:: Problem to solve ::
Restate the records in their entirety, word for word.

:: Provided entries ::

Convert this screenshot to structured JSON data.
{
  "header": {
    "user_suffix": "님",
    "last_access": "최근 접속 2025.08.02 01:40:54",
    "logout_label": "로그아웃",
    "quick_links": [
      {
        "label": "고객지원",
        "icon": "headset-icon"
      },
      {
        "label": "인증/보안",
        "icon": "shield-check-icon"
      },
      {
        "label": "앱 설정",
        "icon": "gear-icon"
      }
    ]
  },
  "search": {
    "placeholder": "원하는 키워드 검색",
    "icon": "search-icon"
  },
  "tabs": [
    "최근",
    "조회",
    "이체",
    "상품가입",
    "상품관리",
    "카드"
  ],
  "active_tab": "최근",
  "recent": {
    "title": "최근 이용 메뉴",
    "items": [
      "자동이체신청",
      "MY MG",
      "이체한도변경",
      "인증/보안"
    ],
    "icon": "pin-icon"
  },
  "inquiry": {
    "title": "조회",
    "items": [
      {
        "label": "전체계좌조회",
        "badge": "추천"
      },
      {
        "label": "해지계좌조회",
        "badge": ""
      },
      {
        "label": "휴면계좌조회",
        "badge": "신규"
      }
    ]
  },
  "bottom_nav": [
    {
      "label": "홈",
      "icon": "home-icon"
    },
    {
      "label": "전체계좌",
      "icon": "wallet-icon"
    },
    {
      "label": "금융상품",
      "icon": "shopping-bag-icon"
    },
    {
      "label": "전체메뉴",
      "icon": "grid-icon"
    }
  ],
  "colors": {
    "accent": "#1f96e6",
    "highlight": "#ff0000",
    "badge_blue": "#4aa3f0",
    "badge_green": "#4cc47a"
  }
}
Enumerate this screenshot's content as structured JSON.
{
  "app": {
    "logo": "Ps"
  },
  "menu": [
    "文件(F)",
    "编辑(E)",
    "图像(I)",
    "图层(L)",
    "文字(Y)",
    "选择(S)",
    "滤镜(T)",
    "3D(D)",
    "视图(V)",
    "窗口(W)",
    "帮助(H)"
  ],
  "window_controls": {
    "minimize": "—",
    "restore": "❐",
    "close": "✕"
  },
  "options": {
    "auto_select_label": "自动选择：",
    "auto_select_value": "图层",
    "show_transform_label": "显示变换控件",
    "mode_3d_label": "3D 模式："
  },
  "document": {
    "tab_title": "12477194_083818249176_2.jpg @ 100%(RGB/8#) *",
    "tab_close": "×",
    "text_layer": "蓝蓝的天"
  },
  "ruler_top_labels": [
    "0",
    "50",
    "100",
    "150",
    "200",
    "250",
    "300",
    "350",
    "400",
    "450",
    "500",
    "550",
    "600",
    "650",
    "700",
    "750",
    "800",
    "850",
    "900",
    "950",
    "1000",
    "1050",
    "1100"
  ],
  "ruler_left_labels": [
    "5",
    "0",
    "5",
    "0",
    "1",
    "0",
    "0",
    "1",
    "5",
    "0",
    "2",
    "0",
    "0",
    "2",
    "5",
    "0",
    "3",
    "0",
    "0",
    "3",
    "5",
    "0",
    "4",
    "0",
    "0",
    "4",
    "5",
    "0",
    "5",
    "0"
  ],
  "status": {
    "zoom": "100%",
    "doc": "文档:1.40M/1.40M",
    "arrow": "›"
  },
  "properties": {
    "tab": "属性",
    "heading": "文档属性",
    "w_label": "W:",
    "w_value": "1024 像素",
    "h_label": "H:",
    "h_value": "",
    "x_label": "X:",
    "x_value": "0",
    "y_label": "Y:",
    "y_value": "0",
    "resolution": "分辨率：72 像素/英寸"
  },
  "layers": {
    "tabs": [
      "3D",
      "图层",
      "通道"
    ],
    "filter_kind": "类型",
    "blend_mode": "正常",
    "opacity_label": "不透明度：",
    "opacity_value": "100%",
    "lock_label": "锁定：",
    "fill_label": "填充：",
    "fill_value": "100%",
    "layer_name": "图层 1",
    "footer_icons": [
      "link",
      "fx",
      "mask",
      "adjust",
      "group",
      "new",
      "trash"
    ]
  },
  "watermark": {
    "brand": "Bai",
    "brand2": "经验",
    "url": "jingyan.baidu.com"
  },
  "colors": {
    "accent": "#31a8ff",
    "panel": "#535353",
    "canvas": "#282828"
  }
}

:: Result below ::
Convert this screenshot to structured JSON data.
{
  "header": {
    "user_suffix": "님",
    "last_access": "최근 접속 2025.08.02 01:40:54",
    "logout_label": "로그아웃",
    "quick_links": [
      {
        "label": "고객지원",
        "icon": "headset-icon"
      },
      {
        "label": "인증/보안",
        "icon": "shield-check-icon"
      },
      {
        "label": "앱 설정",
        "icon": "gear-icon"
      }
    ]
  },
  "search": {
    "placeholder": "원하는 키워드 검색",
    "icon": "search-icon"
  },
  "tabs": [
    "최근",
    "조회",
    "이체",
    "상품가입",
    "상품관리",
    "카드"
  ],
  "active_tab": "최근",
  "recent": {
    "title": "최근 이용 메뉴",
    "items": [
      "자동이체신청",
      "MY MG",
      "이체한도변경",
      "인증/보안"
    ],
    "icon": "pin-icon"
  },
  "inquiry": {
    "title": "조회",
    "items": [
      {
        "label": "전체계좌조회",
        "badge": "추천"
      },
      {
        "label": "해지계좌조회",
        "badge": ""
      },
      {
        "label": "휴면계좌조회",
        "badge": "신규"
      }
    ]
  },
  "bottom_nav": [
    {
      "label": "홈",
      "icon": "home-icon"
    },
    {
      "label": "전체계좌",
      "icon": "wallet-icon"
    },
    {
      "label": "금융상품",
      "icon": "shopping-bag-icon"
    },
    {
      "label": "전체메뉴",
      "icon": "grid-icon"
    }
  ],
  "colors": {
    "accent": "#1f96e6",
    "highlight": "#ff0000",
    "badge_blue": "#4aa3f0",
    "badge_green": "#4cc47a"
  }
}
Enumerate this screenshot's content as structured JSON.
{
  "app": {
    "logo": "Ps"
  },
  "menu": [
    "文件(F)",
    "编辑(E)",
    "图像(I)",
    "图层(L)",
    "文字(Y)",
    "选择(S)",
    "滤镜(T)",
    "3D(D)",
    "视图(V)",
    "窗口(W)",
    "帮助(H)"
  ],
  "window_controls": {
    "minimize": "—",
    "restore": "❐",
    "close": "✕"
  },
  "options": {
    "auto_select_label": "自动选择：",
    "auto_select_value": "图层",
    "show_transform_label": "显示变换控件",
    "mode_3d_label": "3D 模式："
  },
  "document": {
    "tab_title": "12477194_083818249176_2.jpg @ 100%(RGB/8#) *",
    "tab_close": "×",
    "text_layer": "蓝蓝的天"
  },
  "ruler_top_labels": [
    "0",
    "50",
    "100",
    "150",
    "200",
    "250",
    "300",
    "350",
    "400",
    "450",
    "500",
    "550",
    "600",
    "650",
    "700",
    "750",
    "800",
    "850",
    "900",
    "950",
    "1000",
    "1050",
    "1100"
  ],
  "ruler_left_labels": [
    "5",
    "0",
    "5",
    "0",
    "1",
    "0",
    "0",
    "1",
    "5",
    "0",
    "2",
    "0",
    "0",
    "2",
    "5",
    "0",
    "3",
    "0",
    "0",
    "3",
    "5",
    "0",
    "4",
    "0",
    "0",
    "4",
    "5",
    "0",
    "5",
    "0"
  ],
  "status": {
    "zoom": "100%",
    "doc": "文档:1.40M/1.40M",
    "arrow": "›"
  },
  "properties": {
    "tab": "属性",
    "heading": "文档属性",
    "w_label": "W:",
    "w_value": "1024 像素",
    "h_label": "H:",
    "h_value": "",
    "x_label": "X:",
    "x_value": "0",
    "y_label": "Y:",
    "y_value": "0",
    "resolution": "分辨率：72 像素/英寸"
  },
  "layers": {
    "tabs": [
      "3D",
      "图层",
      "通道"
    ],
    "filter_kind": "类型",
    "blend_mode": "正常",
    "opacity_label": "不透明度：",
    "opacity_value": "100%",
    "lock_label": "锁定：",
    "fill_label": "填充：",
    "fill_value": "100%",
    "layer_name": "图层 1",
    "footer_icons": [
      "link",
      "fx",
      "mask",
      "adjust",
      "group",
      "new",
      "trash"
    ]
  },
  "watermark": {
    "brand": "Bai",
    "brand2": "经验",
    "url": "jingyan.baidu.com"
  },
  "colors": {
    "accent": "#31a8ff",
    "panel": "#535353",
    "canvas": "#282828"
  }
}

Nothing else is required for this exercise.